Objective
Copy the data below exactly, omitting any picture it contains.

--- START OF The data ---

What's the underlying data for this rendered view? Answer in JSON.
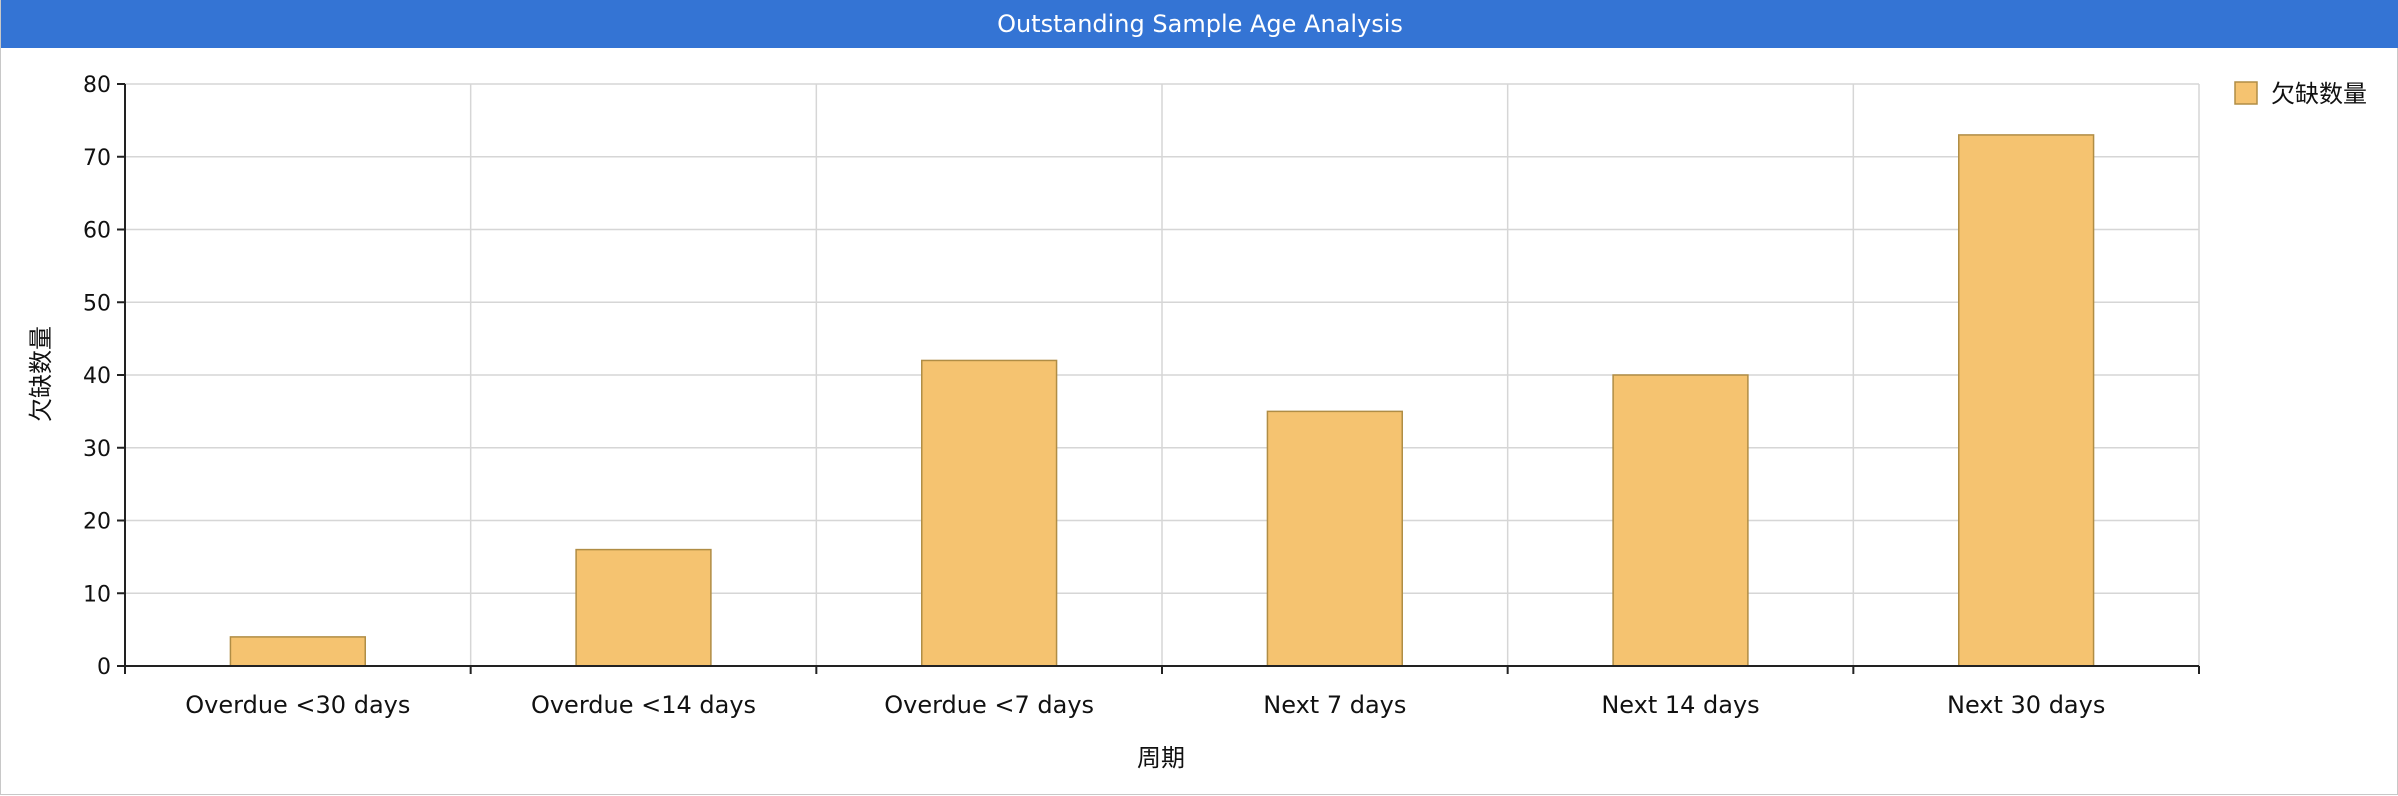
{
  "header": {
    "title": "Outstanding Sample Age Analysis"
  },
  "colors": {
    "header_bg": "#3474d4",
    "bar_fill": "#f5c370",
    "bar_stroke": "#b08d45",
    "grid": "#d6d6d6",
    "axis": "#222222"
  },
  "chart_data": {
    "type": "bar",
    "title": "Outstanding Sample Age Analysis",
    "categories": [
      "Overdue <30 days",
      "Overdue <14 days",
      "Overdue <7 days",
      "Next 7 days",
      "Next 14 days",
      "Next 30 days"
    ],
    "series": [
      {
        "name": "欠缺数量",
        "values": [
          4,
          16,
          42,
          35,
          40,
          73
        ]
      }
    ],
    "xlabel": "周期",
    "ylabel": "欠缺数量",
    "ylim": [
      0,
      80
    ],
    "yticks": [
      0,
      10,
      20,
      30,
      40,
      50,
      60,
      70,
      80
    ],
    "grid": true,
    "legend": "top-right"
  }
}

--- END OF The data ---

Answer for this exercise
What's the underlying data for this rendered view? Answer in JSON.
{
  "header": {
    "title": "Outstanding Sample Age Analysis"
  },
  "colors": {
    "header_bg": "#3474d4",
    "bar_fill": "#f5c370",
    "bar_stroke": "#b08d45",
    "grid": "#d6d6d6",
    "axis": "#222222"
  },
  "chart_data": {
    "type": "bar",
    "title": "Outstanding Sample Age Analysis",
    "categories": [
      "Overdue <30 days",
      "Overdue <14 days",
      "Overdue <7 days",
      "Next 7 days",
      "Next 14 days",
      "Next 30 days"
    ],
    "series": [
      {
        "name": "欠缺数量",
        "values": [
          4,
          16,
          42,
          35,
          40,
          73
        ]
      }
    ],
    "xlabel": "周期",
    "ylabel": "欠缺数量",
    "ylim": [
      0,
      80
    ],
    "yticks": [
      0,
      10,
      20,
      30,
      40,
      50,
      60,
      70,
      80
    ],
    "grid": true,
    "legend": "top-right"
  }
}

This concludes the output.